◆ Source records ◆
[start]

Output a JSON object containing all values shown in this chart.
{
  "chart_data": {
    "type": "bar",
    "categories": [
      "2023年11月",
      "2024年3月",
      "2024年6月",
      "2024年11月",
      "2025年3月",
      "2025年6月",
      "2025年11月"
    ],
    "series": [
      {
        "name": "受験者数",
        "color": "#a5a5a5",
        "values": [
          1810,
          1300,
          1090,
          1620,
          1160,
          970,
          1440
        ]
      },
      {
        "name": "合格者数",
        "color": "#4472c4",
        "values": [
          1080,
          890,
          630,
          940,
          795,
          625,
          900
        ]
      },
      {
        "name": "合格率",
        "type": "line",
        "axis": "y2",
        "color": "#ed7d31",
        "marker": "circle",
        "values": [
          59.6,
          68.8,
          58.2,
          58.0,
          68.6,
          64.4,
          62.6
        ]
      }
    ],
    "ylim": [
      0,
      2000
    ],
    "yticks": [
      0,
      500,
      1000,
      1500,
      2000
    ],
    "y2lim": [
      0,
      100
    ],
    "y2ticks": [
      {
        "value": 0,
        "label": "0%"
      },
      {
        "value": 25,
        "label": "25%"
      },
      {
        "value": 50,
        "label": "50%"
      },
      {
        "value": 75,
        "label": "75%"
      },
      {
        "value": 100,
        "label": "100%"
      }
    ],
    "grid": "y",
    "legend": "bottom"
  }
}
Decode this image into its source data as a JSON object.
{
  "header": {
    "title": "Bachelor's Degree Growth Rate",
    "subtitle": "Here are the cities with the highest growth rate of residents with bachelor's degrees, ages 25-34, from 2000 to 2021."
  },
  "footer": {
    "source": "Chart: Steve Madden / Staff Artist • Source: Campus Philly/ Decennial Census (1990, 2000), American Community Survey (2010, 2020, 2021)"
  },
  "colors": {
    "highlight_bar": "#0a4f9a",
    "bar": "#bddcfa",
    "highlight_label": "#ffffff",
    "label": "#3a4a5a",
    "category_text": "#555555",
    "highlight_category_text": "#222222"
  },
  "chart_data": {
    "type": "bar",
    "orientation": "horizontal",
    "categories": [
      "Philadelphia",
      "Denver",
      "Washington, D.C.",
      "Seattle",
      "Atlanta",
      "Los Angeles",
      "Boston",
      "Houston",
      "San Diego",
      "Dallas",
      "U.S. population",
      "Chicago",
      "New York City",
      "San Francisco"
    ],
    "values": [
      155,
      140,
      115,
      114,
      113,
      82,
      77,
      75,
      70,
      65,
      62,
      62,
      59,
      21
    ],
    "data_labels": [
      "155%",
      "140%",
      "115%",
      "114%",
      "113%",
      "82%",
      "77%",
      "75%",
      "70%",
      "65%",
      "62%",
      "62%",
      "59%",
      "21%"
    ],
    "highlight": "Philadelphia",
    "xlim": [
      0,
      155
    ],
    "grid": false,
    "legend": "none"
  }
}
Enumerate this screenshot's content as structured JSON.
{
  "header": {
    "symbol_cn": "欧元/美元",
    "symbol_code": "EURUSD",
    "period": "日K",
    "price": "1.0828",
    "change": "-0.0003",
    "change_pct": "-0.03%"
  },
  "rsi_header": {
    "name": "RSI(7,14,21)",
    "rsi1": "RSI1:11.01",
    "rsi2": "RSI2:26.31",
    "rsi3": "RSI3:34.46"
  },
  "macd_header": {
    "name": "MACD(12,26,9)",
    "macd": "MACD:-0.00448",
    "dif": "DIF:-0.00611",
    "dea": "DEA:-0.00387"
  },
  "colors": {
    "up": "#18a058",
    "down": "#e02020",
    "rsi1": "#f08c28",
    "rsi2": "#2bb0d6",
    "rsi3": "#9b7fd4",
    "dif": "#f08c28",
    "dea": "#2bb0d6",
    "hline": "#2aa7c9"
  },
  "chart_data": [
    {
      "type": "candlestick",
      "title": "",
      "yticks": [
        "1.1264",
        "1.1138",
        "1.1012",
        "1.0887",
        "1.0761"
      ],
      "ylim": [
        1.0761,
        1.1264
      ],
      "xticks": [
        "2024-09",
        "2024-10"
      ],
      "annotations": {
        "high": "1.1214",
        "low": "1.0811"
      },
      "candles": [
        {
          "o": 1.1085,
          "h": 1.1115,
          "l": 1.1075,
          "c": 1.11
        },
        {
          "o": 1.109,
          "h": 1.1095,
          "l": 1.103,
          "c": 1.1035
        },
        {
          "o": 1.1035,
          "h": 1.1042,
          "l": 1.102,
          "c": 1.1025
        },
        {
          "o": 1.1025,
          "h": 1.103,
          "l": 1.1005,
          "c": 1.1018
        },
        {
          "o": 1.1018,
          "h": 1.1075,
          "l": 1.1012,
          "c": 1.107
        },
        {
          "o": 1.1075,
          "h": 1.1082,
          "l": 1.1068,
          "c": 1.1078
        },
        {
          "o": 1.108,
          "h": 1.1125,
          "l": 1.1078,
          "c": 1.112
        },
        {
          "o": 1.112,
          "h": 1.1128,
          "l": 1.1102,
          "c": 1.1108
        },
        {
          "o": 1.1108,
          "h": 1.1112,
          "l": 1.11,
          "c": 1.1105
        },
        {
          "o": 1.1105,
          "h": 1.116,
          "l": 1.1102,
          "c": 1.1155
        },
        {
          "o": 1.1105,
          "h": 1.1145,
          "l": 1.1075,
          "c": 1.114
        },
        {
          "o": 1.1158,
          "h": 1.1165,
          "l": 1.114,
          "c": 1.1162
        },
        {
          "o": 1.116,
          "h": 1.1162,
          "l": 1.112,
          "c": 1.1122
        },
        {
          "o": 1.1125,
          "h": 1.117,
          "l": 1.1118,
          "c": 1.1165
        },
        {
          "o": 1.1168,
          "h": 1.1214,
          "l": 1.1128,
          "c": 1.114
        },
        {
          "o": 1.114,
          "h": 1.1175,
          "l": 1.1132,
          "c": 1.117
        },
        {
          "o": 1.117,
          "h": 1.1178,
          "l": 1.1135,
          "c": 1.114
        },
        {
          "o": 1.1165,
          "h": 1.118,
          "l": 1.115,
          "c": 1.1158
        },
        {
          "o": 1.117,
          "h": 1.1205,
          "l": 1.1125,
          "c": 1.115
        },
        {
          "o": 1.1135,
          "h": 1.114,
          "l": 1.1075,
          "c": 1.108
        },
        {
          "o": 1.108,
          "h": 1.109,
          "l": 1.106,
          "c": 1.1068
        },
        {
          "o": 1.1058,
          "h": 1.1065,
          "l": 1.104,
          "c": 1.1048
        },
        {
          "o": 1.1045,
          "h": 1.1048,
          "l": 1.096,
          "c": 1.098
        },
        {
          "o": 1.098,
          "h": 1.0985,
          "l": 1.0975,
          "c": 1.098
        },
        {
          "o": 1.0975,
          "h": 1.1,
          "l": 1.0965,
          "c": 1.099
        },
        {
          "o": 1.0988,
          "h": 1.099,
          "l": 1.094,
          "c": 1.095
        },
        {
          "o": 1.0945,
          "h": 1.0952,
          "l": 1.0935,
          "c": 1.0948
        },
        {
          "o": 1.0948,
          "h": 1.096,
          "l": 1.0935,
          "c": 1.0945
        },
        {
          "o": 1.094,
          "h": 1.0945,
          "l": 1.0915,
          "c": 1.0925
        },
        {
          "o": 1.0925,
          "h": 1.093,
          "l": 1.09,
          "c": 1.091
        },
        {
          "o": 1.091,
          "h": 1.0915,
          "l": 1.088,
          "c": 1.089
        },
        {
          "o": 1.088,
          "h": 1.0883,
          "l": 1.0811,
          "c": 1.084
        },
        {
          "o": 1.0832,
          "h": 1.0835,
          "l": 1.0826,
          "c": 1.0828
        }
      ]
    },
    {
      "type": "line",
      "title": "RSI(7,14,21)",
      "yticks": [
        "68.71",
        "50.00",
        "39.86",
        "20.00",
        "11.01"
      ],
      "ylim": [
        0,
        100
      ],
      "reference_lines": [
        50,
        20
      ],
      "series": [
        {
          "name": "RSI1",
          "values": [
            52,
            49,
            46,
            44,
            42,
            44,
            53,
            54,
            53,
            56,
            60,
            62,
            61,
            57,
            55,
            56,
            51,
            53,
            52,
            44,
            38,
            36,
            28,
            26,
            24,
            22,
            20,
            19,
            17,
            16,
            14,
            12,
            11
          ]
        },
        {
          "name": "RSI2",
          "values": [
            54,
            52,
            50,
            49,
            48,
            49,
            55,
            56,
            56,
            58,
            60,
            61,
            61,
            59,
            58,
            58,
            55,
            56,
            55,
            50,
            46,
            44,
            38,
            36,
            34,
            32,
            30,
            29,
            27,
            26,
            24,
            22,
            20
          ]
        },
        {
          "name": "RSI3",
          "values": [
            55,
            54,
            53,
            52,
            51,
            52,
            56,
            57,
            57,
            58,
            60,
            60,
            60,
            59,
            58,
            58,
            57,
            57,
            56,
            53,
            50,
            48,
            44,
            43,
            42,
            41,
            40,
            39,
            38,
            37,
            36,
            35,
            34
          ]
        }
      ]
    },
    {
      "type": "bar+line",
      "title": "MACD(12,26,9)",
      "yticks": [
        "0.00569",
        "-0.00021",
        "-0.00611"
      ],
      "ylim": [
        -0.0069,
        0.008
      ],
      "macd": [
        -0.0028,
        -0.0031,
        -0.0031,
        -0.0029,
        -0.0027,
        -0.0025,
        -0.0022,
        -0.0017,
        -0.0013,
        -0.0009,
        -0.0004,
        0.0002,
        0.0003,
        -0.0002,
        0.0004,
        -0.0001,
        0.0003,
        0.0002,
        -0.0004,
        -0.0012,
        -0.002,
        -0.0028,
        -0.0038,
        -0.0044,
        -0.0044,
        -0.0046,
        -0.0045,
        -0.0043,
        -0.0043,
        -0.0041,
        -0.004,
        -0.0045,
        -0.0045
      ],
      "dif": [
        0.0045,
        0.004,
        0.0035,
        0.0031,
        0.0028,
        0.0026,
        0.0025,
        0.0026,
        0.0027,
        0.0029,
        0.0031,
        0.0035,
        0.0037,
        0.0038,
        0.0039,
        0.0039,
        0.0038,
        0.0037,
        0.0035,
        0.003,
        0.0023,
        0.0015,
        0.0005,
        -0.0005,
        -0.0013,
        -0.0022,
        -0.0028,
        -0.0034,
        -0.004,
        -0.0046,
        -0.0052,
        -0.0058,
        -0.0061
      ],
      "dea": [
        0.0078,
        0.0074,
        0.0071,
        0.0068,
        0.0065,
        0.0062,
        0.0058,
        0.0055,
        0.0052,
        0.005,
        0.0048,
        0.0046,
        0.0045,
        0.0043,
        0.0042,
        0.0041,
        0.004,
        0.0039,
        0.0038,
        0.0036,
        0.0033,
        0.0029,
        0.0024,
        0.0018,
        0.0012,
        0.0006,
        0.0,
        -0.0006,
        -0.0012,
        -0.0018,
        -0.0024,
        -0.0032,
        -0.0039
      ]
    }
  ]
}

[end]

◆ Exercise directions ◆
Find each line with the string "object" and copy it out.

◆ Result ◆
Output a JSON object containing all values shown in this chart.
Decode this image into its source data as a JSON object.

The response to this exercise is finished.